(Data excerpts)
◇ ◇ ◇
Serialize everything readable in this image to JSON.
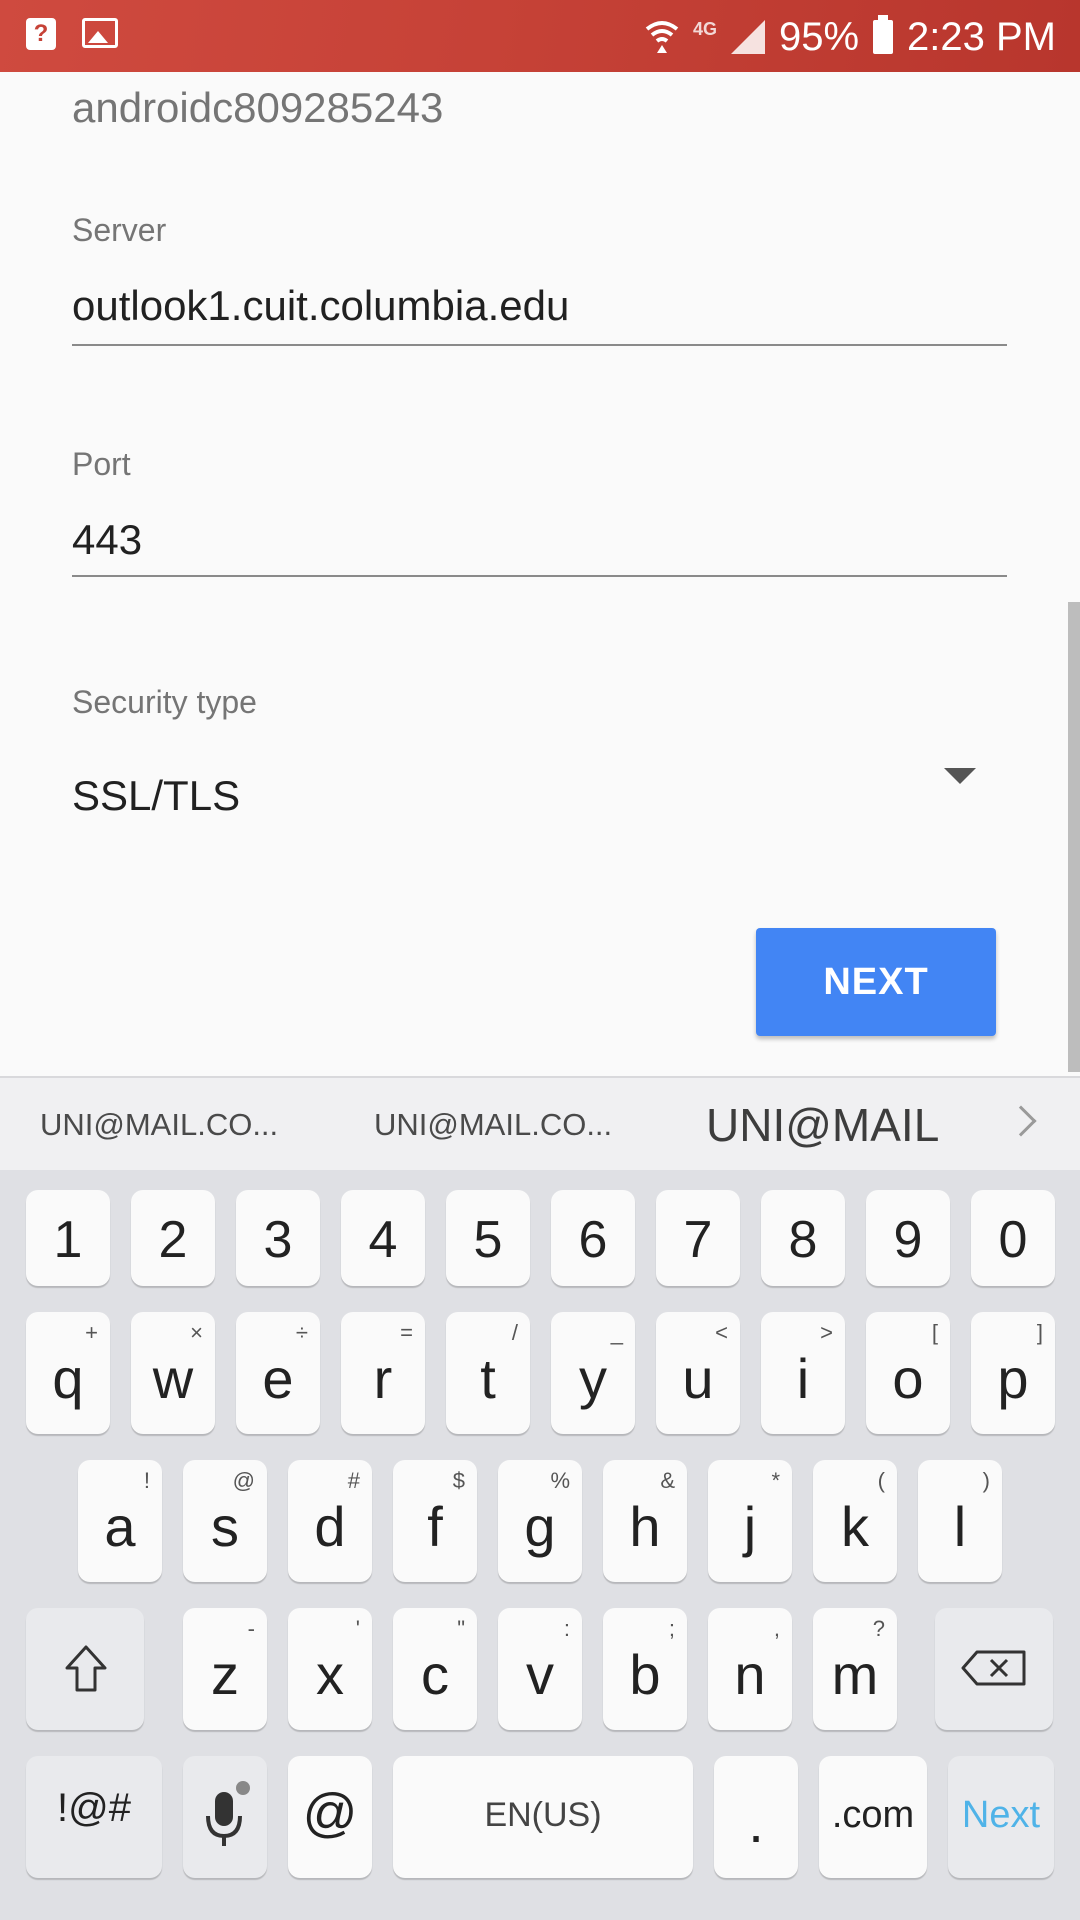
{
  "status_bar": {
    "help_label": "?",
    "network_type": "4G",
    "battery": "95%",
    "time": "2:23 PM"
  },
  "form": {
    "account_name": "androidc809285243",
    "server": {
      "label": "Server",
      "value": "outlook1.cuit.columbia.edu"
    },
    "port": {
      "label": "Port",
      "value": "443"
    },
    "security": {
      "label": "Security type",
      "value": "SSL/TLS"
    },
    "next_button": "NEXT",
    "accent_color": "#4285f4"
  },
  "suggestions": [
    "UNI@MAIL.CO...",
    "UNI@MAIL.CO...",
    "UNI@MAIL"
  ],
  "keyboard": {
    "numbers": [
      "1",
      "2",
      "3",
      "4",
      "5",
      "6",
      "7",
      "8",
      "9",
      "0"
    ],
    "row1": [
      {
        "k": "q",
        "h": "+"
      },
      {
        "k": "w",
        "h": "×"
      },
      {
        "k": "e",
        "h": "÷"
      },
      {
        "k": "r",
        "h": "="
      },
      {
        "k": "t",
        "h": "/"
      },
      {
        "k": "y",
        "h": "_"
      },
      {
        "k": "u",
        "h": "<"
      },
      {
        "k": "i",
        "h": ">"
      },
      {
        "k": "o",
        "h": "["
      },
      {
        "k": "p",
        "h": "]"
      }
    ],
    "row2": [
      {
        "k": "a",
        "h": "!"
      },
      {
        "k": "s",
        "h": "@"
      },
      {
        "k": "d",
        "h": "#"
      },
      {
        "k": "f",
        "h": "$"
      },
      {
        "k": "g",
        "h": "%"
      },
      {
        "k": "h",
        "h": "&"
      },
      {
        "k": "j",
        "h": "*"
      },
      {
        "k": "k",
        "h": "("
      },
      {
        "k": "l",
        "h": ")"
      }
    ],
    "row3": [
      {
        "k": "z",
        "h": "-"
      },
      {
        "k": "x",
        "h": "'"
      },
      {
        "k": "c",
        "h": "\""
      },
      {
        "k": "v",
        "h": ":"
      },
      {
        "k": "b",
        "h": ";"
      },
      {
        "k": "n",
        "h": ","
      },
      {
        "k": "m",
        "h": "?"
      }
    ],
    "symbols_key": "!@#",
    "at_key": "@",
    "space_label": "EN(US)",
    "period_key": ".",
    "dotcom_key": ".com",
    "action_key": "Next"
  }
}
◇ ◇ ◇
**Exercise description**
Reproduce each record above by retyping it exactly; omit all images.

**Answer to the task**
Serialize everything readable in this image to JSON.
{
  "status_bar": {
    "help_label": "?",
    "network_type": "4G",
    "battery": "95%",
    "time": "2:23 PM"
  },
  "form": {
    "account_name": "androidc809285243",
    "server": {
      "label": "Server",
      "value": "outlook1.cuit.columbia.edu"
    },
    "port": {
      "label": "Port",
      "value": "443"
    },
    "security": {
      "label": "Security type",
      "value": "SSL/TLS"
    },
    "next_button": "NEXT",
    "accent_color": "#4285f4"
  },
  "suggestions": [
    "UNI@MAIL.CO...",
    "UNI@MAIL.CO...",
    "UNI@MAIL"
  ],
  "keyboard": {
    "numbers": [
      "1",
      "2",
      "3",
      "4",
      "5",
      "6",
      "7",
      "8",
      "9",
      "0"
    ],
    "row1": [
      {
        "k": "q",
        "h": "+"
      },
      {
        "k": "w",
        "h": "×"
      },
      {
        "k": "e",
        "h": "÷"
      },
      {
        "k": "r",
        "h": "="
      },
      {
        "k": "t",
        "h": "/"
      },
      {
        "k": "y",
        "h": "_"
      },
      {
        "k": "u",
        "h": "<"
      },
      {
        "k": "i",
        "h": ">"
      },
      {
        "k": "o",
        "h": "["
      },
      {
        "k": "p",
        "h": "]"
      }
    ],
    "row2": [
      {
        "k": "a",
        "h": "!"
      },
      {
        "k": "s",
        "h": "@"
      },
      {
        "k": "d",
        "h": "#"
      },
      {
        "k": "f",
        "h": "$"
      },
      {
        "k": "g",
        "h": "%"
      },
      {
        "k": "h",
        "h": "&"
      },
      {
        "k": "j",
        "h": "*"
      },
      {
        "k": "k",
        "h": "("
      },
      {
        "k": "l",
        "h": ")"
      }
    ],
    "row3": [
      {
        "k": "z",
        "h": "-"
      },
      {
        "k": "x",
        "h": "'"
      },
      {
        "k": "c",
        "h": "\""
      },
      {
        "k": "v",
        "h": ":"
      },
      {
        "k": "b",
        "h": ";"
      },
      {
        "k": "n",
        "h": ","
      },
      {
        "k": "m",
        "h": "?"
      }
    ],
    "symbols_key": "!@#",
    "at_key": "@",
    "space_label": "EN(US)",
    "period_key": ".",
    "dotcom_key": ".com",
    "action_key": "Next"
  }
}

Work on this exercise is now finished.